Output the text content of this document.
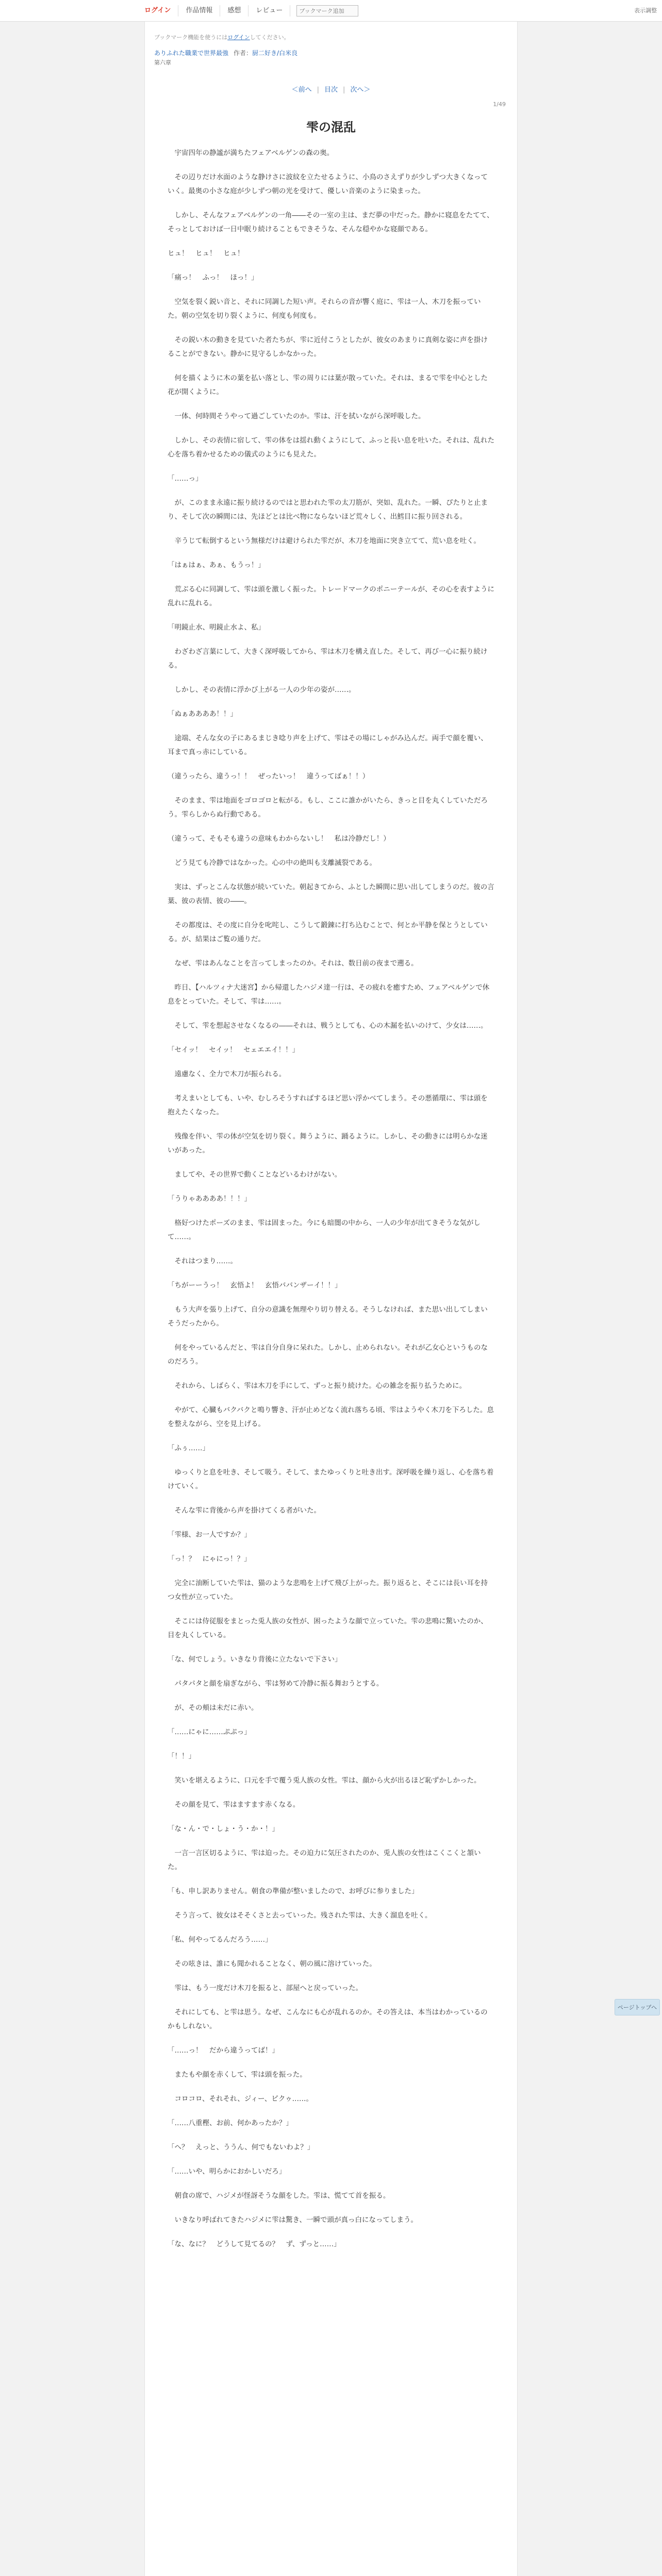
ログイン	作品情報	感想	レビュー
ブックマーク追加	表示調整
ブックマーク機能を使うにはログインしてください。
ありふれた職業で世界最強 作者：厨二好き/白米良
第六章
＜前へ | 目次 | 次へ＞
1/49
雫の混乱

　宇宙四年の静謐が満ちたフェアベルゲンの森の奥。

　その辺りだけ水面のような静けさに波紋を立たせるように、小鳥のさえずりが少しずつ大きくなっていく。最奥の小さな庭が少しずつ朝の光を受けて、優しい音楽のように染まった。

　しかし、そんなフェアベルゲンの一角――その一室の主は、まだ夢の中だった。静かに寝息をたてて、そっとしておけば一日中眠り続けることもできそうな、そんな穏やかな寝顔である。

ヒュ！　ヒュ！　ヒュ！

「痛っ！　ふっ！　ほっ！」

　空気を裂く鋭い音と、それに同調した短い声。それらの音が響く庭に、雫は一人、木刀を振っていた。朝の空気を切り裂くように、何度も何度も。

　その鋭い木の動きを見ていた者たちが、雫に近付こうとしたが、彼女のあまりに真剣な姿に声を掛けることができない。静かに見守るしかなかった。

　何を描くように木の葉を払い落とし、雫の周りには葉が散っていた。それは、まるで雫を中心とした花が開くように。

　一体、何時間そうやって過ごしていたのか。雫は、汗を拭いながら深呼吸した。

　しかし、その表情に宿して、雫の体をは揺れ動くようにして、ふっと長い息を吐いた。それは、乱れた心を落ち着かせるための儀式のようにも見えた。

「……っ」

　が、このまま永遠に振り続けるのではと思われた雫の太刀筋が、突如、乱れた。一瞬、ぴたりと止まり、そして次の瞬間には、先ほどとは比べ物にならないほど荒々しく、出鱈目に振り回される。

　辛うじて転倒するという無様だけは避けられた雫だが、木刀を地面に突き立てて、荒い息を吐く。

「はぁはぁ、あぁ、もうっ！」

　荒ぶる心に同調して、雫は頭を激しく振った。トレードマークのポニーテールが、その心を表すように乱れに乱れる。

「明鏡止水、明鏡止水よ、私」

　わざわざ言葉にして、大きく深呼吸してから、雫は木刀を構え直した。そして、再び一心に振り続ける。

　しかし、その表情に浮かび上がる一人の少年の姿が……。

「ぬぁああああ！！」

　途端、そんな女の子にあるまじき唸り声を上げて、雫はその場にしゃがみ込んだ。両手で顔を覆い、耳まで真っ赤にしている。

（違うったら、違うっ！！　ぜったいっ！　違うってばぁ！！）

　そのまま、雫は地面をゴロゴロと転がる。もし、ここに誰かがいたら、きっと目を丸くしていただろう。雫らしからぬ行動である。

（違うって、そもそも違うの意味もわからないし！　私は冷静だし！）

　どう見ても冷静ではなかった。心の中の絶叫も支離滅裂である。

　実は、ずっとこんな状態が続いていた。朝起きてから、ふとした瞬間に思い出してしまうのだ。彼の言葉、彼の表情、彼の――。

　その都度は、その度に自分を叱咤し、こうして鍛錬に打ち込むことで、何とか平静を保とうとしている。が、結果はご覧の通りだ。

　なぜ、雫はあんなことを言ってしまったのか。それは、数日前の夜まで遡る。

　昨日、【ハルツィナ大迷宮】から帰還したハジメ達一行は、その疲れを癒すため、フェアベルゲンで休息をとっていた。そして、雫は……。

　そして、雫を想起させなくなるの――それは、戦うとしても、心の木漏を払いのけて、少女は……。

「セイッ！　セイッ！　セェエエイ！！」

　遠慮なく、全力で木刀が振られる。

　考えまいとしても、いや、むしろそうすればするほど思い浮かべてしまう。その悪循環に、雫は頭を抱えたくなった。

　残像を伴い、雫の体が空気を切り裂く。舞うように、踊るように。しかし、その動きには明らかな迷いがあった。

　ましてや、その世界で動くことなどいるわけがない。

「うりゃああああ！！！」

　格好つけたポーズのまま、雫は固まった。今にも暗闇の中から、一人の少年が出てきそうな気がして……。

　それはつまり……。

「ちがーーうっ！　玄悟よ！　玄悟ババンザーイ！！」

　もう大声を張り上げて、自分の意識を無理やり切り替える。そうしなければ、また思い出してしまいそうだったから。

　何をやっているんだと、雫は自分自身に呆れた。しかし、止められない。それが乙女心というものなのだろう。

　それから、しばらく、雫は木刀を手にして、ずっと振り続けた。心の雑念を振り払うために。

　やがて、心臓もバクバクと鳴り響き、汗が止めどなく流れ落ちる頃、雫はようやく木刀を下ろした。息を整えながら、空を見上げる。

「ふぅ……」

　ゆっくりと息を吐き、そして吸う。そして、またゆっくりと吐き出す。深呼吸を繰り返し、心を落ち着けていく。

　そんな雫に背後から声を掛けてくる者がいた。

「雫様、お一人ですか？」

「っ！？　にゃにっ！？」

　完全に油断していた雫は、猫のような悲鳴を上げて飛び上がった。振り返ると、そこには長い耳を持つ女性が立っていた。

　そこには侍従服をまとった兎人族の女性が、困ったような顔で立っていた。雫の悲鳴に驚いたのか、目を丸くしている。

「な、何でしょう。いきなり背後に立たないで下さい」

　パタパタと顔を扇ぎながら、雫は努めて冷静に振る舞おうとする。

　が、その頬は未だに赤い。

「……にゃに……ぷぷっ」

「！！」

　笑いを堪えるように、口元を手で覆う兎人族の女性。雫は、顔から火が出るほど恥ずかしかった。

　その顔を見て、雫はますます赤くなる。

「な・ん・で・しょ・う・か・！」

　一言一言区切るように、雫は迫った。その迫力に気圧されたのか、兎人族の女性はこくこくと頷いた。

「も、申し訳ありません。朝食の準備が整いましたので、お呼びに参りました」

　そう言って、彼女はそそくさと去っていった。残された雫は、大きく溜息を吐く。

「私、何やってるんだろう……」

　その呟きは、誰にも聞かれることなく、朝の風に溶けていった。

　雫は、もう一度だけ木刀を振ると、部屋へと戻っていった。

　それにしても、と雫は思う。なぜ、こんなにも心が乱れるのか。その答えは、本当はわかっているのかもしれない。

「……っ！　だから違うってば！」

　またもや顔を赤くして、雫は頭を振った。

　コロコロ、それそれ、ジィー、ピクゥ……。

「……八重樫、お前、何かあったか？」

「へ？　えっと、ううん、何でもないわよ？」

「……いや、明らかにおかしいだろ」

　朝食の席で、ハジメが怪訝そうな顔をした。雫は、慌てて首を振る。

　いきなり呼ばれてきたハジメに雫は驚き、一瞬で頭が真っ白になってしまう。

「な、なに？　どうして見てるの？　ず、ずっと……」

ページトップへ
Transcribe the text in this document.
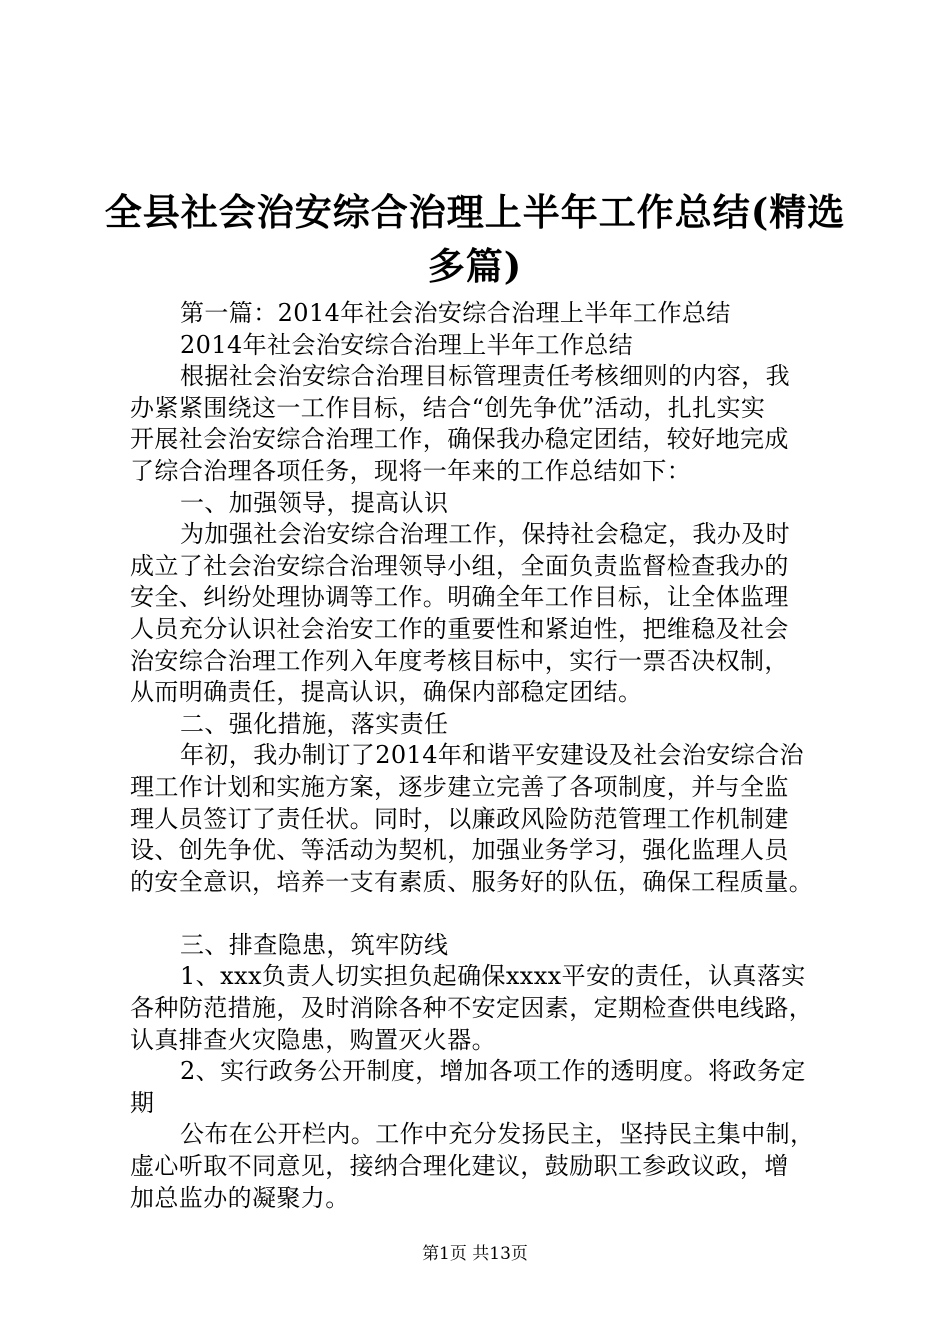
全县社会治安综合治理上半年工作总结(精选
多篇)
第一篇：2014年社会治安综合治理上半年工作总结
2014年社会治安综合治理上半年工作总结
根据社会治安综合治理目标管理责任考核细则的内容，我
办紧紧围绕这一工作目标，结合“创先争优”活动，扎扎实实
开展社会治安综合治理工作，确保我办稳定团结，较好地完成
了综合治理各项任务，现将一年来的工作总结如下：
一、加强领导，提高认识
为加强社会治安综合治理工作，保持社会稳定，我办及时
成立了社会治安综合治理领导小组，全面负责监督检查我办的
安全、纠纷处理协调等工作。明确全年工作目标，让全体监理
人员充分认识社会治安工作的重要性和紧迫性，把维稳及社会
治安综合治理工作列入年度考核目标中，实行一票否决权制，
从而明确责任，提高认识，确保内部稳定团结。
二、强化措施，落实责任
年初，我办制订了2014年和谐平安建设及社会治安综合治
理工作计划和实施方案，逐步建立完善了各项制度，并与全监
理人员签订了责任状。同时，以廉政风险防范管理工作机制建
设、创先争优、等活动为契机，加强业务学习，强化监理人员
的安全意识，培养一支有素质、服务好的队伍，确保工程质量。
三、排查隐患，筑牢防线
1、xxx负责人切实担负起确保xxxx平安的责任，认真落实
各种防范措施，及时消除各种不安定因素，定期检查供电线路，
认真排查火灾隐患，购置灭火器。
2、实行政务公开制度，增加各项工作的透明度。将政务定
期
公布在公开栏内。工作中充分发扬民主，坚持民主集中制，
虚心听取不同意见，接纳合理化建议，鼓励职工参政议政，增
加总监办的凝聚力。
第1页 共13页
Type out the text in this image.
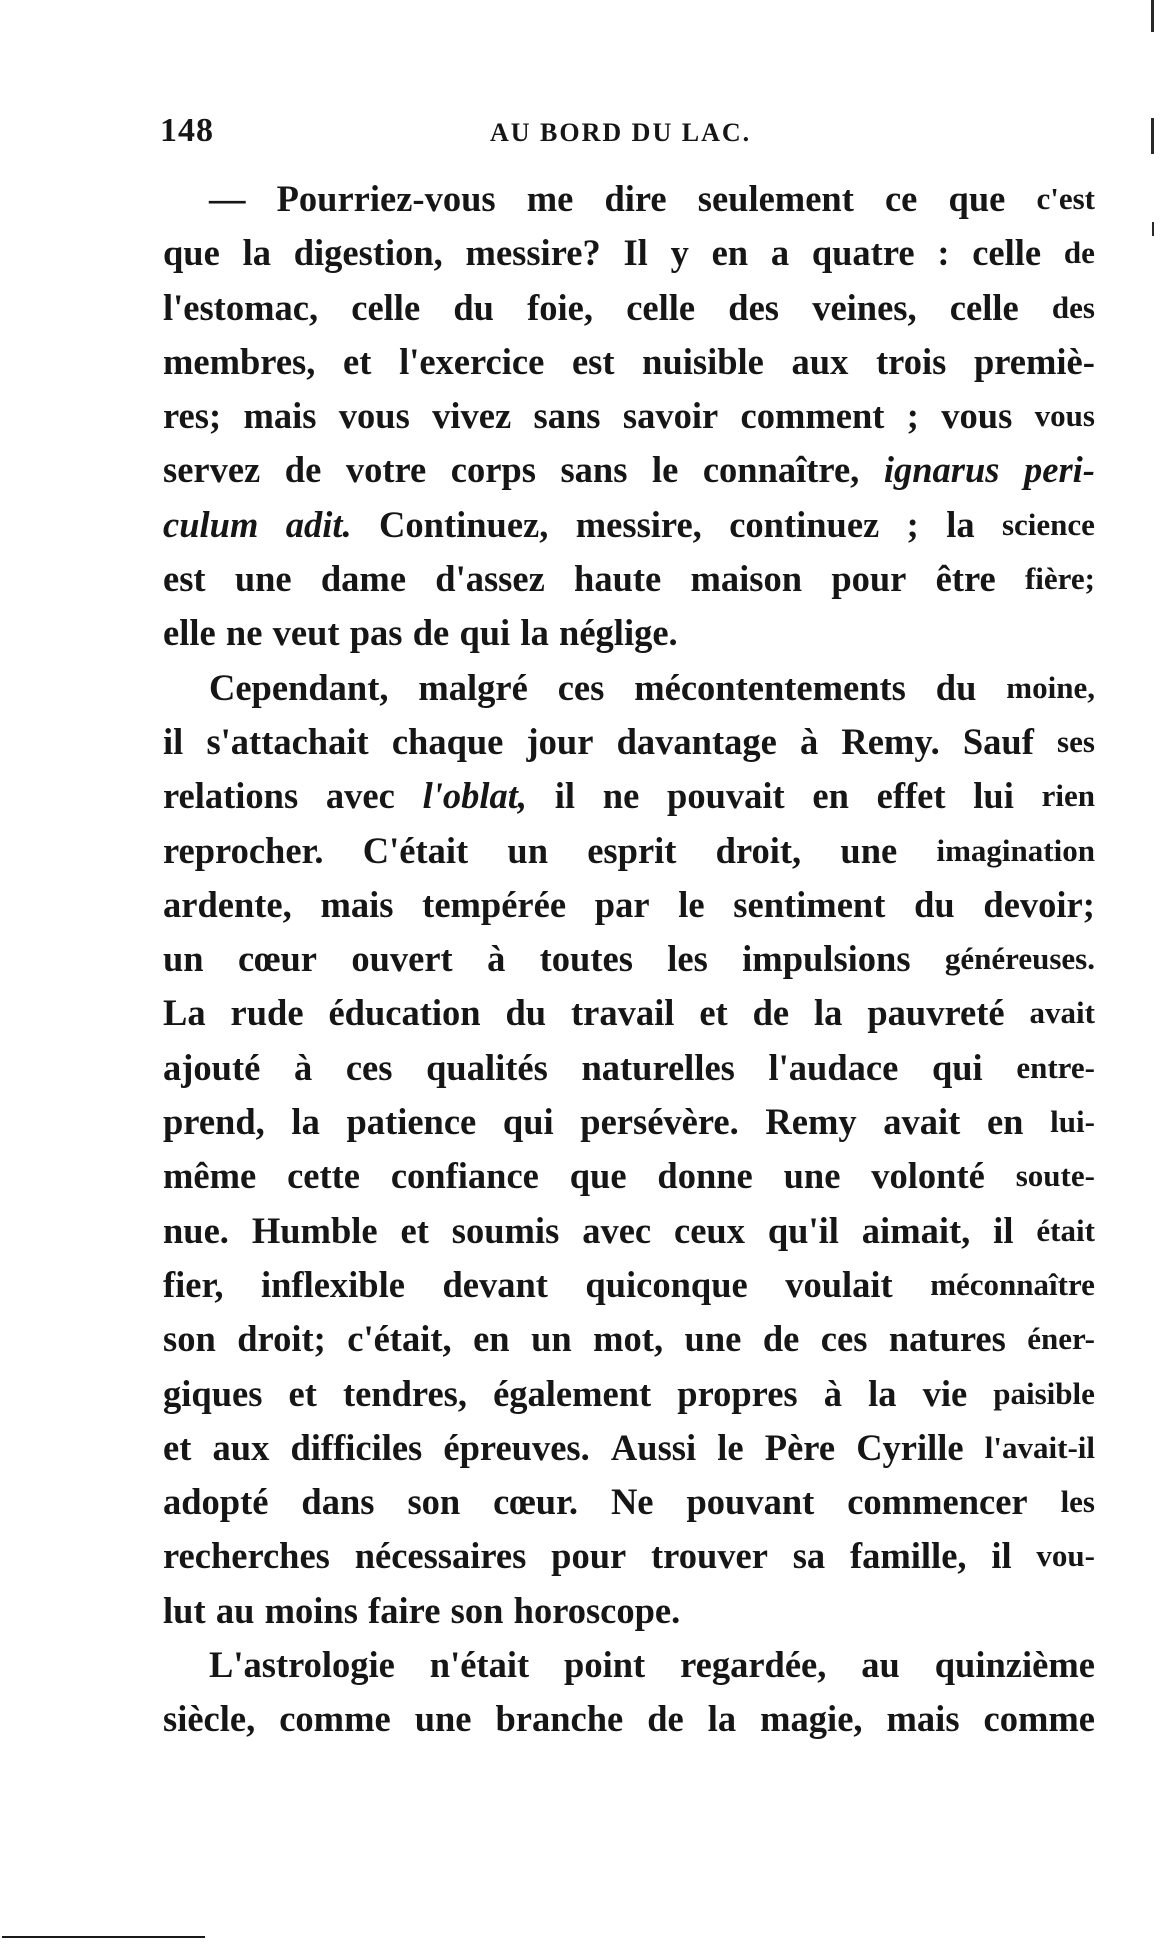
148	AU BORD DU LAC.
— Pourriez-vous me dire seulement ce que c'est
que la digestion, messire? Il y en a quatre : celle de
l'estomac, celle du foie, celle des veines, celle des
membres, et l'exercice est nuisible aux trois premiè-
res; mais vous vivez sans savoir comment ; vous vous
servez de votre corps sans le connaître, ignarus peri-
culum adit. Continuez, messire, continuez ; la science
est une dame d'assez haute maison pour être fière;
elle ne veut pas de qui la néglige.
Cependant, malgré ces mécontentements du moine,
il s'attachait chaque jour davantage à Remy. Sauf ses
relations avec l'oblat, il ne pouvait en effet lui rien
reprocher. C'était un esprit droit, une imagination
ardente, mais tempérée par le sentiment du devoir;
un cœur ouvert à toutes les impulsions généreuses.
La rude éducation du travail et de la pauvreté avait
ajouté à ces qualités naturelles l'audace qui entre-
prend, la patience qui persévère. Remy avait en lui-
même cette confiance que donne une volonté soute-
nue. Humble et soumis avec ceux qu'il aimait, il était
fier, inflexible devant quiconque voulait méconnaître
son droit; c'était, en un mot, une de ces natures éner-
giques et tendres, également propres à la vie paisible
et aux difficiles épreuves. Aussi le Père Cyrille l'avait-il
adopté dans son cœur. Ne pouvant commencer les
recherches nécessaires pour trouver sa famille, il vou-
lut au moins faire son horoscope.
L'astrologie n'était point regardée, au quinzième
siècle, comme une branche de la magie, mais comme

******

■ WHAT THE TASK REQUIRES ■
Return every line above that contains the word "sans".

■ SOLUTION TO THE PROBLEM ■
res; mais vous vivez sans savoir comment ; vous vous
servez de votre corps sans le connaître, ignarus peri-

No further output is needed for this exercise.